▸ **Request**:
Copy out each line of the material below that holds the string "Width".

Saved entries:
..........

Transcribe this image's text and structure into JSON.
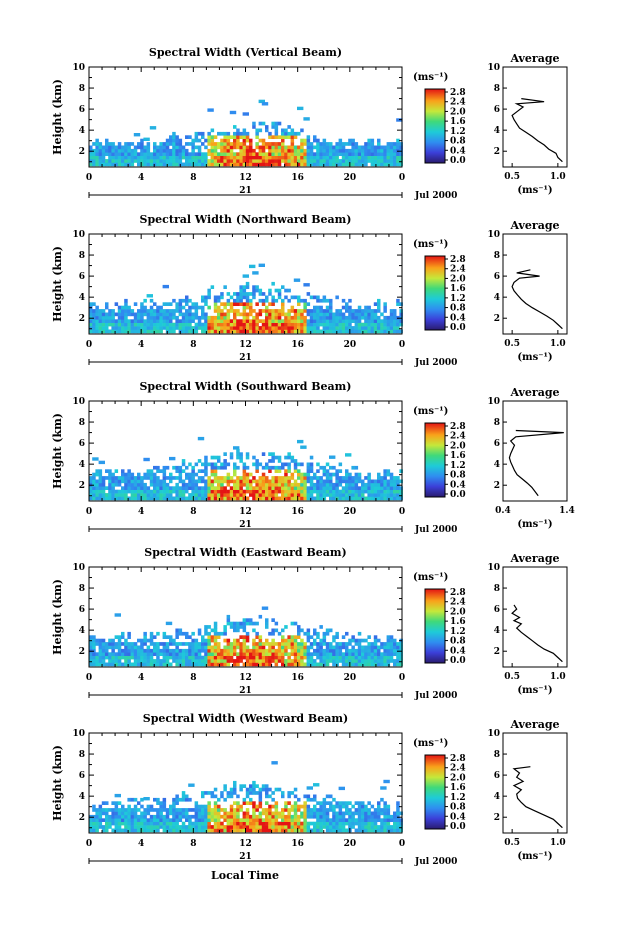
{
  "figure": {
    "xaxis_title": "Local Time",
    "date_label": "Jul 2000",
    "day_label": "21",
    "avg_title": "Average",
    "avg_xlabel": "(ms⁻¹)",
    "colorbar_unit": "(ms⁻¹)"
  },
  "chart_data": [
    {
      "type": "heatmap",
      "title": "Spectral Width (Vertical Beam)",
      "ylabel": "Height (km)",
      "xlabel": "Local Time",
      "xticks": [
        "0",
        "4",
        "8",
        "12",
        "16",
        "20",
        "0"
      ],
      "yticks": [
        "2",
        "4",
        "6",
        "8",
        "10"
      ],
      "xlim": [
        0,
        24
      ],
      "ylim": [
        0.5,
        10
      ],
      "colorbar": {
        "label": "(ms⁻¹)",
        "ticks": [
          "0.0",
          "0.4",
          "0.8",
          "1.2",
          "1.6",
          "2.0",
          "2.4",
          "2.8"
        ],
        "range": [
          0,
          2.8
        ]
      },
      "avg_profile": {
        "title": "Average",
        "xlabel": "(ms⁻¹)",
        "xticks": [
          "0.5",
          "1.0"
        ],
        "xlim": [
          0.4,
          1.1
        ],
        "points": [
          [
            1.05,
            1.0
          ],
          [
            1.0,
            1.4
          ],
          [
            0.98,
            1.8
          ],
          [
            0.9,
            2.2
          ],
          [
            0.85,
            2.6
          ],
          [
            0.78,
            3.0
          ],
          [
            0.72,
            3.4
          ],
          [
            0.65,
            3.8
          ],
          [
            0.58,
            4.2
          ],
          [
            0.55,
            4.6
          ],
          [
            0.52,
            5.0
          ],
          [
            0.5,
            5.4
          ],
          [
            0.56,
            5.8
          ],
          [
            0.62,
            6.2
          ],
          [
            0.55,
            6.5
          ],
          [
            0.85,
            6.7
          ],
          [
            0.6,
            7.0
          ]
        ]
      }
    },
    {
      "type": "heatmap",
      "title": "Spectral Width (Northward Beam)",
      "ylabel": "Height (km)",
      "xlabel": "Local Time",
      "xticks": [
        "0",
        "4",
        "8",
        "12",
        "16",
        "20",
        "0"
      ],
      "yticks": [
        "2",
        "4",
        "6",
        "8",
        "10"
      ],
      "xlim": [
        0,
        24
      ],
      "ylim": [
        0.5,
        10
      ],
      "colorbar": {
        "label": "(ms⁻¹)",
        "ticks": [
          "0.0",
          "0.4",
          "0.8",
          "1.2",
          "1.6",
          "2.0",
          "2.4",
          "2.8"
        ],
        "range": [
          0,
          2.8
        ]
      },
      "avg_profile": {
        "title": "Average",
        "xlabel": "(ms⁻¹)",
        "xticks": [
          "0.5",
          "1.0"
        ],
        "xlim": [
          0.4,
          1.1
        ],
        "points": [
          [
            1.05,
            1.0
          ],
          [
            1.0,
            1.4
          ],
          [
            0.95,
            1.8
          ],
          [
            0.88,
            2.2
          ],
          [
            0.8,
            2.6
          ],
          [
            0.72,
            3.0
          ],
          [
            0.65,
            3.4
          ],
          [
            0.6,
            3.8
          ],
          [
            0.56,
            4.2
          ],
          [
            0.52,
            4.6
          ],
          [
            0.5,
            5.0
          ],
          [
            0.52,
            5.4
          ],
          [
            0.58,
            5.8
          ],
          [
            0.8,
            6.0
          ],
          [
            0.55,
            6.3
          ],
          [
            0.7,
            6.6
          ]
        ]
      }
    },
    {
      "type": "heatmap",
      "title": "Spectral Width (Southward Beam)",
      "ylabel": "Height (km)",
      "xlabel": "Local Time",
      "xticks": [
        "0",
        "4",
        "8",
        "12",
        "16",
        "20",
        "0"
      ],
      "yticks": [
        "2",
        "4",
        "6",
        "8",
        "10"
      ],
      "xlim": [
        0,
        24
      ],
      "ylim": [
        0.5,
        10
      ],
      "colorbar": {
        "label": "(ms⁻¹)",
        "ticks": [
          "0.0",
          "0.4",
          "0.8",
          "1.2",
          "1.6",
          "2.0",
          "2.4",
          "2.8"
        ],
        "range": [
          0,
          2.8
        ]
      },
      "avg_profile": {
        "title": "Average",
        "xlabel": "(ms⁻¹)",
        "xticks": [
          "0.4",
          "1.4"
        ],
        "xlim": [
          0.4,
          1.4
        ],
        "points": [
          [
            0.95,
            1.0
          ],
          [
            0.9,
            1.4
          ],
          [
            0.85,
            1.8
          ],
          [
            0.78,
            2.2
          ],
          [
            0.7,
            2.6
          ],
          [
            0.62,
            3.0
          ],
          [
            0.58,
            3.4
          ],
          [
            0.55,
            3.8
          ],
          [
            0.52,
            4.2
          ],
          [
            0.5,
            4.6
          ],
          [
            0.52,
            5.0
          ],
          [
            0.55,
            5.4
          ],
          [
            0.58,
            5.8
          ],
          [
            0.52,
            6.2
          ],
          [
            0.6,
            6.6
          ],
          [
            1.35,
            7.0
          ],
          [
            0.6,
            7.2
          ]
        ]
      }
    },
    {
      "type": "heatmap",
      "title": "Spectral Width (Eastward Beam)",
      "ylabel": "Height (km)",
      "xlabel": "Local Time",
      "xticks": [
        "0",
        "4",
        "8",
        "12",
        "16",
        "20",
        "0"
      ],
      "yticks": [
        "2",
        "4",
        "6",
        "8",
        "10"
      ],
      "xlim": [
        0,
        24
      ],
      "ylim": [
        0.5,
        10
      ],
      "colorbar": {
        "label": "(ms⁻¹)",
        "ticks": [
          "0.0",
          "0.4",
          "0.8",
          "1.2",
          "1.6",
          "2.0",
          "2.4",
          "2.8"
        ],
        "range": [
          0,
          2.8
        ]
      },
      "avg_profile": {
        "title": "Average",
        "xlabel": "(ms⁻¹)",
        "xticks": [
          "0.5",
          "1.0"
        ],
        "xlim": [
          0.4,
          1.1
        ],
        "points": [
          [
            1.05,
            1.0
          ],
          [
            1.0,
            1.4
          ],
          [
            0.95,
            1.8
          ],
          [
            0.85,
            2.2
          ],
          [
            0.78,
            2.6
          ],
          [
            0.72,
            3.0
          ],
          [
            0.66,
            3.4
          ],
          [
            0.6,
            3.8
          ],
          [
            0.55,
            4.2
          ],
          [
            0.6,
            4.6
          ],
          [
            0.52,
            4.9
          ],
          [
            0.58,
            5.2
          ],
          [
            0.5,
            5.6
          ],
          [
            0.55,
            6.0
          ],
          [
            0.52,
            6.4
          ]
        ]
      }
    },
    {
      "type": "heatmap",
      "title": "Spectral Width (Westward Beam)",
      "ylabel": "Height (km)",
      "xlabel": "Local Time",
      "xticks": [
        "0",
        "4",
        "8",
        "12",
        "16",
        "20",
        "0"
      ],
      "yticks": [
        "2",
        "4",
        "6",
        "8",
        "10"
      ],
      "xlim": [
        0,
        24
      ],
      "ylim": [
        0.5,
        10
      ],
      "colorbar": {
        "label": "(ms⁻¹)",
        "ticks": [
          "0.0",
          "0.4",
          "0.8",
          "1.2",
          "1.6",
          "2.0",
          "2.4",
          "2.8"
        ],
        "range": [
          0,
          2.8
        ]
      },
      "avg_profile": {
        "title": "Average",
        "xlabel": "(ms⁻¹)",
        "xticks": [
          "0.5",
          "1.0"
        ],
        "xlim": [
          0.4,
          1.1
        ],
        "points": [
          [
            1.05,
            1.0
          ],
          [
            1.0,
            1.4
          ],
          [
            0.95,
            1.8
          ],
          [
            0.85,
            2.2
          ],
          [
            0.75,
            2.6
          ],
          [
            0.65,
            3.0
          ],
          [
            0.6,
            3.4
          ],
          [
            0.56,
            3.8
          ],
          [
            0.55,
            4.2
          ],
          [
            0.6,
            4.6
          ],
          [
            0.52,
            5.0
          ],
          [
            0.62,
            5.4
          ],
          [
            0.55,
            5.8
          ],
          [
            0.58,
            6.2
          ],
          [
            0.52,
            6.6
          ],
          [
            0.7,
            6.8
          ]
        ]
      }
    }
  ]
}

..........

▸ **The response**:
      "title": "Spectral Width (Vertical Beam)",
      "title": "Spectral Width (Northward Beam)",
      "title": "Spectral Width (Southward Beam)",
      "title": "Spectral Width (Eastward Beam)",
      "title": "Spectral Width (Westward Beam)",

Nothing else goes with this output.